Your objective:
Find and return each line containing "членів".

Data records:
·····

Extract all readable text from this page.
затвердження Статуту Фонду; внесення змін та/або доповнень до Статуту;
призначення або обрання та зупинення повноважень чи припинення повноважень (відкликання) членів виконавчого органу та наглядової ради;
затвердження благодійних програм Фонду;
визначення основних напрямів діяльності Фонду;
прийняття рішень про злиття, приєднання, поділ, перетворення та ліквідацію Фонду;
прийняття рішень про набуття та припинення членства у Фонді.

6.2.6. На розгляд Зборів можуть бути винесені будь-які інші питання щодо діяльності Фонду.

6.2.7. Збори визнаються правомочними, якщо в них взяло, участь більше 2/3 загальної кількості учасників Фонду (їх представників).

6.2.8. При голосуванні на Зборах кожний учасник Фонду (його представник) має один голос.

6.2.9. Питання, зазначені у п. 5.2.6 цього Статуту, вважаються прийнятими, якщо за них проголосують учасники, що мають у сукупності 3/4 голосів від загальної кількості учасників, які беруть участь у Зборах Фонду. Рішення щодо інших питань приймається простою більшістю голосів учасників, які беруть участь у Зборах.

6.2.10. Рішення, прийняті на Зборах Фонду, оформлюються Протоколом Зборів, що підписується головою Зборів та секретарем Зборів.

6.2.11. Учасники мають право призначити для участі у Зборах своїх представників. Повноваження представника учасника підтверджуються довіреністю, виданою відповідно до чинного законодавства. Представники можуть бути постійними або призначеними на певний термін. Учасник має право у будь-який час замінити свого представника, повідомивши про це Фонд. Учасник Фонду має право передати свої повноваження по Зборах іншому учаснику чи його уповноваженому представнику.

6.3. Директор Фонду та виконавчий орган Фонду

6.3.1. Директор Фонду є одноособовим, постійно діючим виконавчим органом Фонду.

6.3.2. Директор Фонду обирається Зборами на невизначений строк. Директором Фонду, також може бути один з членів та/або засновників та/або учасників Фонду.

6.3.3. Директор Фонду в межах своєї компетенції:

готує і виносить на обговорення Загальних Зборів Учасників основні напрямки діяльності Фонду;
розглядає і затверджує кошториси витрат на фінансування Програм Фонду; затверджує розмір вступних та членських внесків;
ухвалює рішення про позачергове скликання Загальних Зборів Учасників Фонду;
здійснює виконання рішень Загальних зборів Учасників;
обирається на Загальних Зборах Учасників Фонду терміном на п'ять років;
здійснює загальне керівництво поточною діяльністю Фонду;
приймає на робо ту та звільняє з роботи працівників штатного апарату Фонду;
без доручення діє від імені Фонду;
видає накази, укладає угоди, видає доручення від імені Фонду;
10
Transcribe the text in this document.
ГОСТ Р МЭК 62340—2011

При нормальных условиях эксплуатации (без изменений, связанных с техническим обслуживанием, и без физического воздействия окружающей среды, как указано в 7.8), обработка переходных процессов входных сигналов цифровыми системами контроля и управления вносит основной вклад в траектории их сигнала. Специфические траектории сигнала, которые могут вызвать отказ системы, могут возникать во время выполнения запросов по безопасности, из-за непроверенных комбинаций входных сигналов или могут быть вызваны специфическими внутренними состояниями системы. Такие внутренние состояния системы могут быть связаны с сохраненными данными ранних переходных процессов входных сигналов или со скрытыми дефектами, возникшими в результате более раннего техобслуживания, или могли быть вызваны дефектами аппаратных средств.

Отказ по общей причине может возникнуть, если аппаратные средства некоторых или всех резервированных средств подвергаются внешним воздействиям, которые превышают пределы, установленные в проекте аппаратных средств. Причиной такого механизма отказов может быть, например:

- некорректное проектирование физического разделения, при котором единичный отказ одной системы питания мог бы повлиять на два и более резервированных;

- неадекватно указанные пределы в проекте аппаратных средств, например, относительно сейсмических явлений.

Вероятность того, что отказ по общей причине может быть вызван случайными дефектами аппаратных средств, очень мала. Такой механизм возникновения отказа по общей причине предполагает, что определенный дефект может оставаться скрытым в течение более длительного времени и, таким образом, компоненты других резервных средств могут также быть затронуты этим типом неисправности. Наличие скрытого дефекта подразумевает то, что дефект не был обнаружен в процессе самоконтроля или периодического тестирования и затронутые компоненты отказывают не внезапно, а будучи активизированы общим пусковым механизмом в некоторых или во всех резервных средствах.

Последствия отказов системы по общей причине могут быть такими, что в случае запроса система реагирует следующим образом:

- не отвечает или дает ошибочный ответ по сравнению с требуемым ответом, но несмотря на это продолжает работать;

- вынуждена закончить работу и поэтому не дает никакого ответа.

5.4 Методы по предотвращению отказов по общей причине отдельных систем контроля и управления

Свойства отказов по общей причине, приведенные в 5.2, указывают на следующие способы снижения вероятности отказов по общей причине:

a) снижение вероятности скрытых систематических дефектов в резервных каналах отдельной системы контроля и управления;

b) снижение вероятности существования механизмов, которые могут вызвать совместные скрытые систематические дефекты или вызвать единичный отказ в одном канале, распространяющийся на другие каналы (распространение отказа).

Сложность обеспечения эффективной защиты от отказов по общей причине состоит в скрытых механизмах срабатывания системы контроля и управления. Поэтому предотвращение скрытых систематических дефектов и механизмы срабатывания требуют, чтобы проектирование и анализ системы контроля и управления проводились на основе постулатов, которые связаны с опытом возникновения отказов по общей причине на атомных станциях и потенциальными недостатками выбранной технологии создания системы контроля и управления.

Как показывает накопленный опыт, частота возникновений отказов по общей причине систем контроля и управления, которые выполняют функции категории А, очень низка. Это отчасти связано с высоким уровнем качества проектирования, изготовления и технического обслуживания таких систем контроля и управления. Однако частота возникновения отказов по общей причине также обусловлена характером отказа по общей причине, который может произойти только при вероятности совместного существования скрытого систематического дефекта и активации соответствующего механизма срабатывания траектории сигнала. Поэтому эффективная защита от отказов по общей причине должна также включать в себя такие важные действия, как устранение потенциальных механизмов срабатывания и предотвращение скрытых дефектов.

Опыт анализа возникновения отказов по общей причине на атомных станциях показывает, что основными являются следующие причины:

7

·····

Answer below:
призначення або обрання та зупинення повноважень чи припинення повноважень (відкликання) членів виконавчого органу та наглядової ради;
6.3.2. Директор Фонду обирається Зборами на невизначений строк. Директором Фонду, також може бути один з членів та/або засновників та/або учасників Фонду.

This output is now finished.